#### Stated problem
Filter this material down to the lines that hold "Series", copying each one.

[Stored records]
-------

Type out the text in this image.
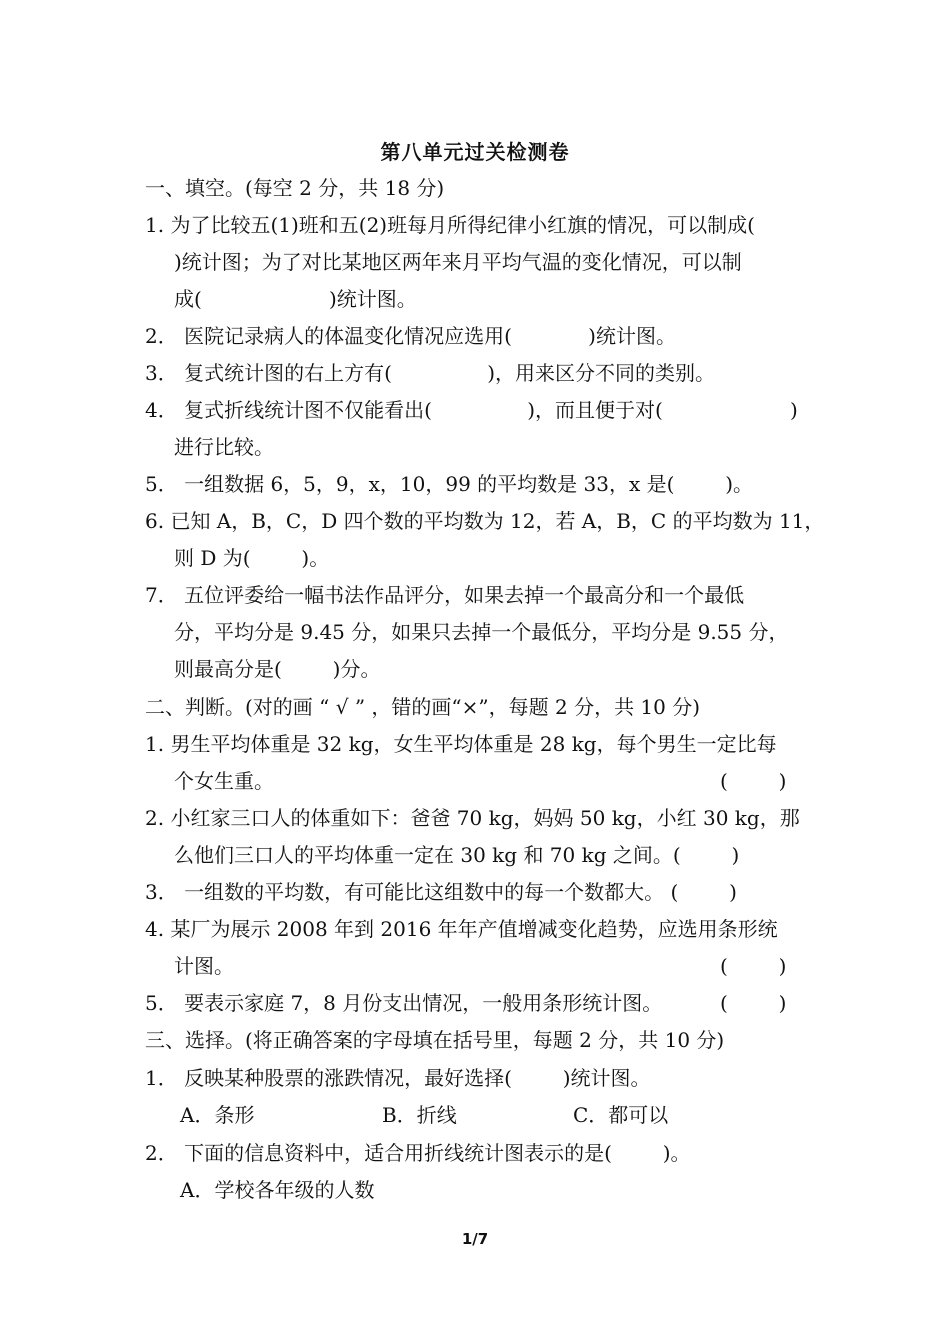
第八单元过关检测卷
一、填空。(每空 2 分，共 18 分)
1. 为了比较五(1)班和五(2)班每月所得纪律小红旗的情况，可以制成(
)统计图；为了对比某地区两年来月平均气温的变化情况，可以制
成(                    )统计图。
2． 医院记录病人的体温变化情况应选用(            )统计图。
3． 复式统计图的右上方有(               )，用来区分不同的类别。
4． 复式折线统计图不仅能看出(               )，而且便于对(                    )
进行比较。
5． 一组数据 6，5，9，x，10，99 的平均数是 33，x 是(        )。
6. 已知 A，B，C，D 四个数的平均数为 12，若 A，B，C 的平均数为 11，
则 D 为(        )。
7． 五位评委给一幅书法作品评分，如果去掉一个最高分和一个最低
分，平均分是 9.45 分，如果只去掉一个最低分，平均分是 9.55 分，
则最高分是(        )分。
二、判断。(对的画 “ √ ” ，错的画“×”，每题 2 分，共 10 分)
1. 男生平均体重是 32 kg，女生平均体重是 28 kg，每个男生一定比每
个女生重。	(        )
2. 小红家三口人的体重如下：爸爸 70 kg，妈妈 50 kg，小红 30 kg，那
么他们三口人的平均体重一定在 30 kg 和 70 kg 之间。(        )
3． 一组数的平均数，有可能比这组数中的每一个数都大。 (        )
4. 某厂为展示 2008 年到 2016 年年产值增减变化趋势，应选用条形统
计图。	(        )
5． 要表示家庭 7，8 月份支出情况，一般用条形统计图。	(        )
三、选择。(将正确答案的字母填在括号里，每题 2 分，共 10 分)
1． 反映某种股票的涨跌情况，最好选择(        )统计图。
A．条形	B．折线	C．都可以
2． 下面的信息资料中，适合用折线统计图表示的是(        )。
A．学校各年级的人数
1/7
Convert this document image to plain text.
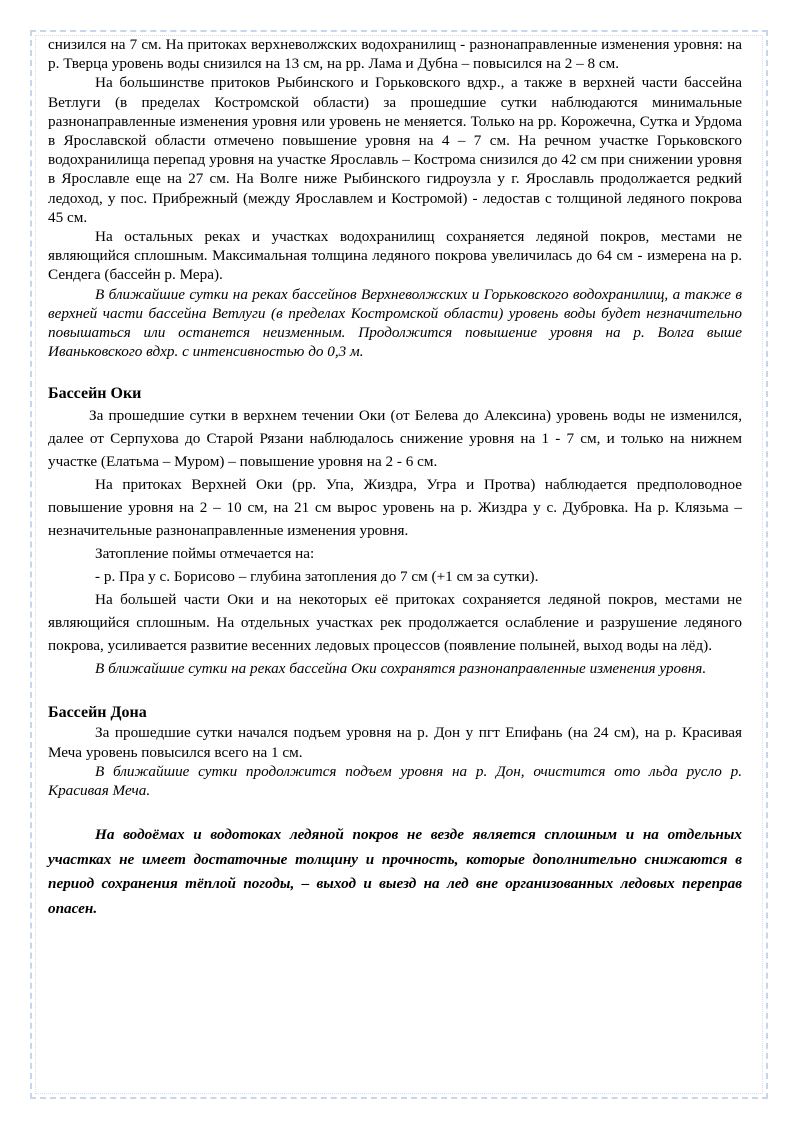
снизился на 7 см. На притоках верхневолжских водохранилищ - разнонаправленные изменения уровня: на р. Тверца уровень воды снизился на 13 см, на рр. Лама и Дубна – повысился на 2 – 8 см.

На большинстве притоков Рыбинского и Горьковского вдхр., а также в верхней части бассейна Ветлуги (в пределах Костромской области) за прошедшие сутки наблюдаются минимальные разнонаправленные изменения уровня или уровень не меняется. Только на рр. Корожечна, Сутка и Урдома в Ярославской области отмечено повышение уровня на 4 – 7 см. На речном участке Горьковского водохранилища перепад уровня на участке Ярославль – Кострома снизился до 42 см при снижении уровня в Ярославле еще на 27 см. На Волге ниже Рыбинского гидроузла у г. Ярославль продолжается редкий ледоход, у пос. Прибрежный (между Ярославлем и Костромой) - ледостав с толщиной ледяного покрова 45 см.

На остальных реках и участках водохранилищ сохраняется ледяной покров, местами не являющийся сплошным. Максимальная толщина ледяного покрова увеличилась до 64 см - измерена на р. Сендега (бассейн р. Мера).

В ближайшие сутки на реках бассейнов Верхневолжских и Горьковского водохранилищ, а также в верхней части бассейна Ветлуги (в пределах Костромской области) уровень воды будет незначительно повышаться или останется неизменным. Продолжится повышение уровня на р. Волга выше Иваньковского вдхр. с интенсивностью до 0,3 м.

Бассейн Оки

За прошедшие сутки в верхнем течении Оки (от Белева до Алексина) уровень воды не изменился, далее от Серпухова до Старой Рязани наблюдалось снижение уровня на 1 - 7 см, и только на нижнем участке (Елатьма – Муром) – повышение уровня на 2 - 6 см.

На притоках Верхней Оки (рр. Упа, Жиздра, Угра и Протва) наблюдается предполоводное повышение уровня на 2 – 10 см, на 21 см вырос уровень на р. Жиздра у с. Дубровка. На р. Клязьма – незначительные разнонаправленные изменения уровня.

Затопление поймы отмечается на:

- р. Пра у с. Борисово – глубина затопления до 7 см (+1 см за сутки).

На большей части Оки и на некоторых её притоках сохраняется ледяной покров, местами не являющийся сплошным. На отдельных участках рек продолжается ослабление и разрушение ледяного покрова, усиливается развитие весенних ледовых процессов (появление полыней, выход воды на лёд).

В ближайшие сутки на реках бассейна Оки сохранятся разнонаправленные изменения уровня.

Бассейн Дона

За прошедшие сутки начался подъем уровня на р. Дон у пгт Епифань (на 24 см), на р. Красивая Меча уровень повысился всего на 1 см.

В ближайшие сутки продолжится подъем уровня на р. Дон, очистится ото льда русло р. Красивая Меча.

На водоёмах и водотоках ледяной покров не везде является сплошным и на отдельных участках не имеет достаточные толщину и прочность, которые дополнительно снижаются в период сохранения тёплой погоды, – выход и выезд на лед вне организованных ледовых переправ опасен.
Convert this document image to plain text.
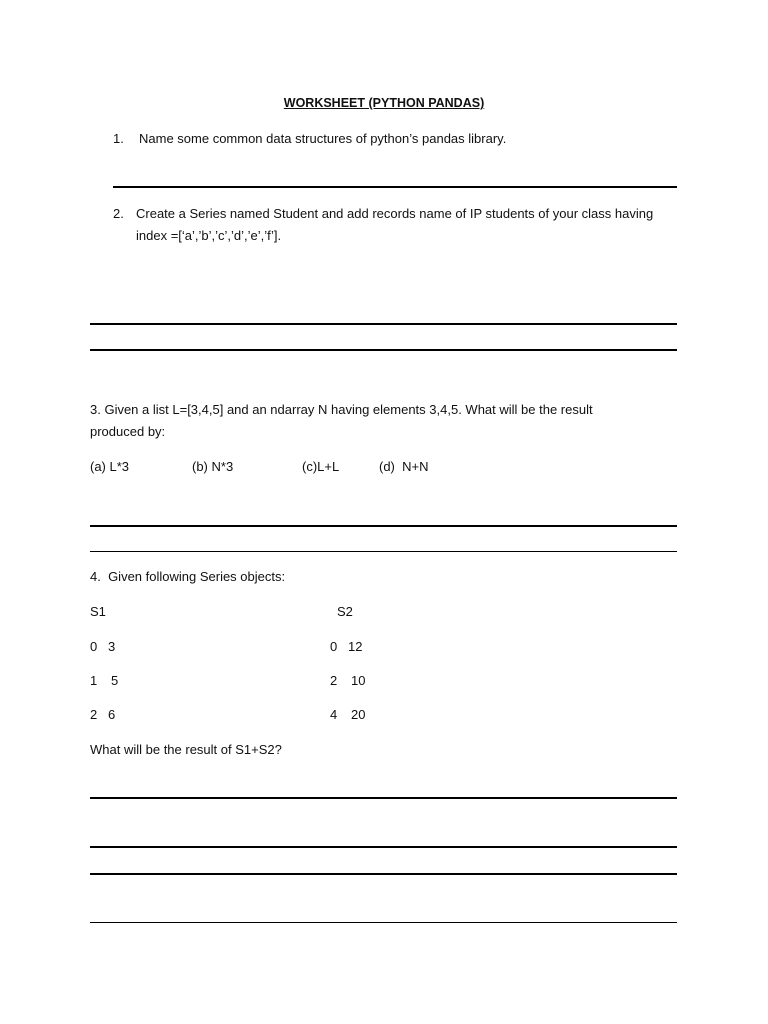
WORKSHEET (PYTHON PANDAS)
1. Name some common data structures of python’s pandas library.
2. Create a Series named Student and add records name of IP students of your class having
index =[‘a’,’b’,’c’,’d’,’e’,’f’].
3. Given a list L=[3,4,5] and an ndarray N having elements 3,4,5. What will be the result
produced by:
(a) L*3	(b) N*3	(c)L+L	(d)  N+N
4.  Given following Series objects:
S1	S2
0 3	0 12
1 5	2 10
2 6	4 20
What will be the result of S1+S2?
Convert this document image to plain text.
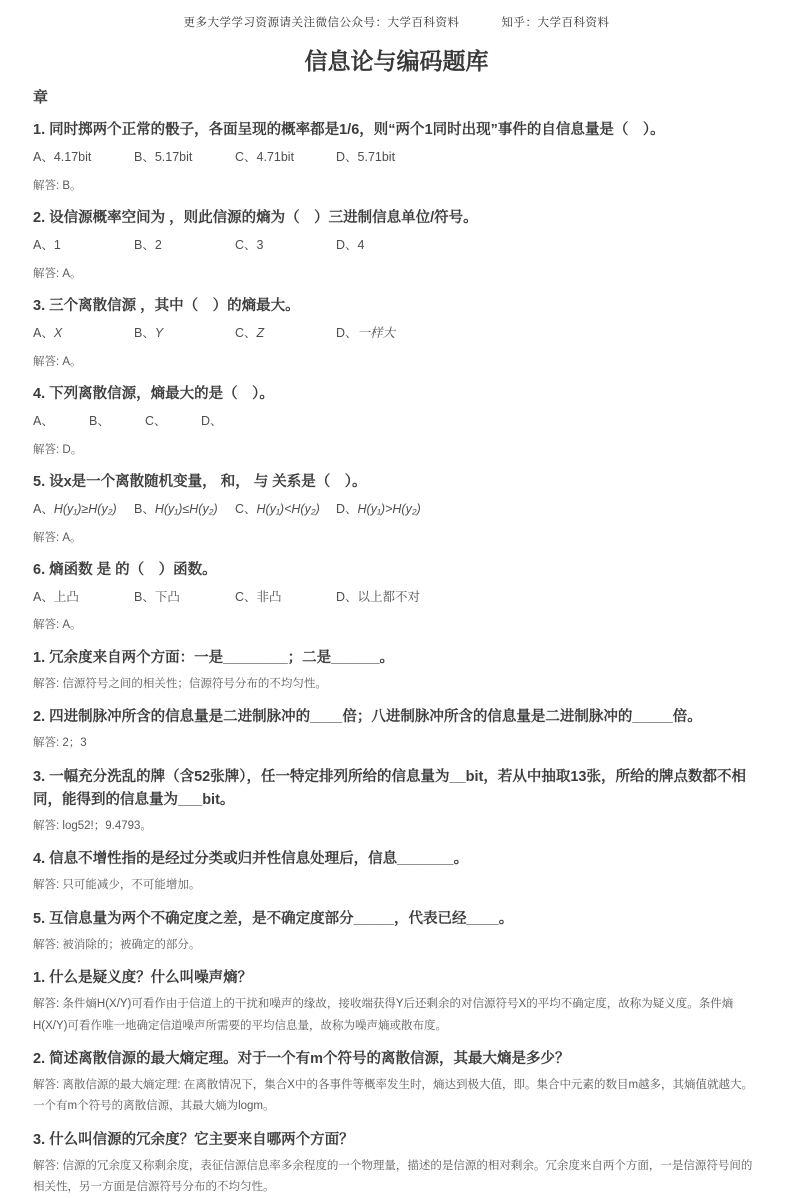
更多大学学习资源请关注微信公众号：大学百科资料	知乎：大学百科资料
信息论与编码题库
章

1. 同时掷两个正常的骰子，各面呈现的概率都是1/6，则“两个1同时出现”事件的自信息量是（　）。

A、4.17bit	B、5.17bit	C、4.71bit	D、5.71bit

解答: B。

2. 设信源概率空间为 ，则此信源的熵为（　）三进制信息单位/符号。

A、1	B、2	C、3	D、4

解答: A。

3. 三个离散信源 ，其中（　）的熵最大。

A、X	B、Y	C、Z	D、一样大

解答: A。

4. 下列离散信源，熵最大的是（　）。

A、	B、	C、	D、

解答: D。

5. 设x是一个离散随机变量， 和， 与 关系是（　）。

A、H(y₁)≥H(y₂) B、H(y₁)≤H(y₂) C、H(y₁)<H(y₂) D、H(y₁)>H(y₂)

解答: A。

6. 熵函数 是 的（　）函数。

A、上凸	B、下凸	C、非凸	D、以上都不对

解答: A。

1. 冗余度来自两个方面：一是________；二是______。

解答: 信源符号之间的相关性；信源符号分布的不均匀性。

2. 四进制脉冲所含的信息量是二进制脉冲的____倍；八进制脉冲所含的信息量是二进制脉冲的_____倍。

解答: 2；3

3. 一幅充分洗乱的牌（含52张牌），任一特定排列所给的信息量为__bit，若从中抽取13张，所给的牌点数都不相同，能得到的信息量为___bit。

解答: log52!；9.4793。

4. 信息不增性指的是经过分类或归并性信息处理后，信息_______。

解答: 只可能减少，不可能增加。

5. 互信息量为两个不确定度之差，是不确定度部分_____，代表已经____。

解答: 被消除的；被确定的部分。

1. 什么是疑义度？什么叫噪声熵？

解答: 条件熵H(X/Y)可看作由于信道上的干扰和噪声的缘故，接收端获得Y后还剩余的对信源符号X的平均不确定度，故称为疑义度。条件熵H(X/Y)可看作唯一地确定信道噪声所需要的平均信息量，故称为噪声熵或散布度。

2. 简述离散信源的最大熵定理。对于一个有m个符号的离散信源，其最大熵是多少？

解答: 离散信源的最大熵定理: 在离散情况下，集合X中的各事件等概率发生时，熵达到极大值，即。集合中元素的数目m越多，其熵值就越大。一个有m个符号的离散信源，其最大熵为logm。

3. 什么叫信源的冗余度？它主要来自哪两个方面？

解答: 信源的冗余度又称剩余度，表征信源信息率多余程度的一个物理量，描述的是信源的相对剩余。冗余度来自两个方面，一是信源符号间的相关性，另一方面是信源符号分布的不均匀性。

-------

#### Answer
2. Create a Series named Student and add records name of IP students of your class having
4.  Given following Series objects:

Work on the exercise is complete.